— Start —

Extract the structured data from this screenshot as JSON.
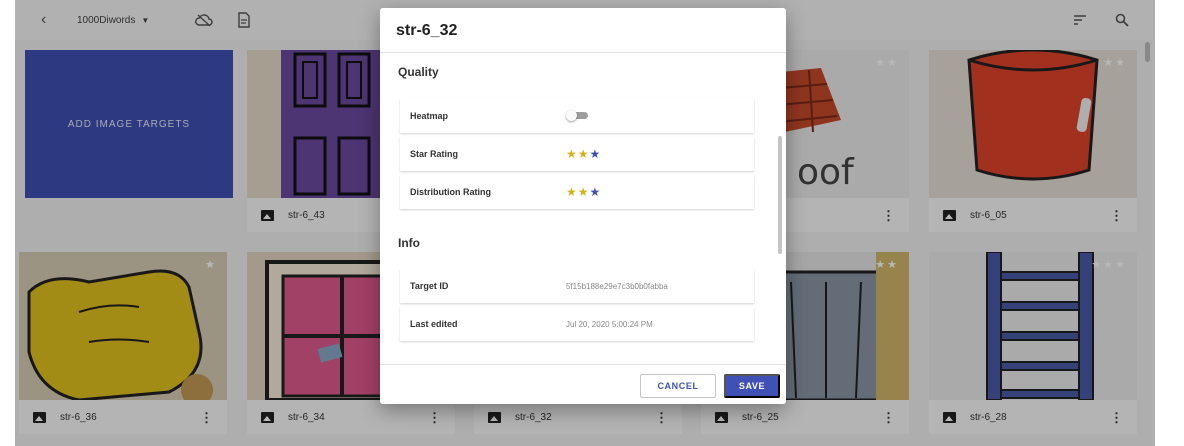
{
  "toolbar": {
    "back_icon": "chevron-left-icon",
    "database_select": "1000Diwords",
    "cloud_icon": "cloud-icon",
    "document_icon": "document-icon",
    "sort_icon": "sort-icon",
    "search_icon": "search-icon"
  },
  "grid": {
    "add_targets_label": "ADD IMAGE TARGETS",
    "cards": [
      {
        "name": "str-6_43",
        "rating": ""
      },
      {
        "name": "",
        "rating": "★★"
      },
      {
        "name": "str-6_05",
        "rating": "★★"
      },
      {
        "name": "str-6_36",
        "rating": "★"
      },
      {
        "name": "str-6_34",
        "rating": ""
      },
      {
        "name": "str-6_32",
        "rating": ""
      },
      {
        "name": "str-6_25",
        "rating": "★★"
      },
      {
        "name": "str-6_28",
        "rating": "★★★"
      }
    ],
    "roof_text": "oof"
  },
  "dialog": {
    "title": "str-6_32",
    "quality": {
      "section_label": "Quality",
      "heatmap_label": "Heatmap",
      "heatmap_on": false,
      "star_rating_label": "Star Rating",
      "star_rating_value": 2,
      "star_rating_max": 3,
      "distribution_rating_label": "Distribution Rating",
      "distribution_rating_value": 2,
      "distribution_rating_max": 3
    },
    "info": {
      "section_label": "Info",
      "target_id_label": "Target ID",
      "target_id_value": "5f15b188e29e7c3b0b0fabba",
      "last_edited_label": "Last edited",
      "last_edited_value": "Jul 20, 2020 5:00:24 PM"
    },
    "cancel_label": "CANCEL",
    "save_label": "SAVE"
  },
  "colors": {
    "primary": "#3f51b5",
    "star_on": "#d4b21e",
    "star_off": "#3f51b5"
  }
}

— End —

Aim - Quote the full listing above word for word; exclude every picture from the copy.

Finished task -
Extract the structured data from this screenshot as JSON.
{
  "toolbar": {
    "back_icon": "chevron-left-icon",
    "database_select": "1000Diwords",
    "cloud_icon": "cloud-icon",
    "document_icon": "document-icon",
    "sort_icon": "sort-icon",
    "search_icon": "search-icon"
  },
  "grid": {
    "add_targets_label": "ADD IMAGE TARGETS",
    "cards": [
      {
        "name": "str-6_43",
        "rating": ""
      },
      {
        "name": "",
        "rating": "★★"
      },
      {
        "name": "str-6_05",
        "rating": "★★"
      },
      {
        "name": "str-6_36",
        "rating": "★"
      },
      {
        "name": "str-6_34",
        "rating": ""
      },
      {
        "name": "str-6_32",
        "rating": ""
      },
      {
        "name": "str-6_25",
        "rating": "★★"
      },
      {
        "name": "str-6_28",
        "rating": "★★★"
      }
    ],
    "roof_text": "oof"
  },
  "dialog": {
    "title": "str-6_32",
    "quality": {
      "section_label": "Quality",
      "heatmap_label": "Heatmap",
      "heatmap_on": false,
      "star_rating_label": "Star Rating",
      "star_rating_value": 2,
      "star_rating_max": 3,
      "distribution_rating_label": "Distribution Rating",
      "distribution_rating_value": 2,
      "distribution_rating_max": 3
    },
    "info": {
      "section_label": "Info",
      "target_id_label": "Target ID",
      "target_id_value": "5f15b188e29e7c3b0b0fabba",
      "last_edited_label": "Last edited",
      "last_edited_value": "Jul 20, 2020 5:00:24 PM"
    },
    "cancel_label": "CANCEL",
    "save_label": "SAVE"
  },
  "colors": {
    "primary": "#3f51b5",
    "star_on": "#d4b21e",
    "star_off": "#3f51b5"
  }
}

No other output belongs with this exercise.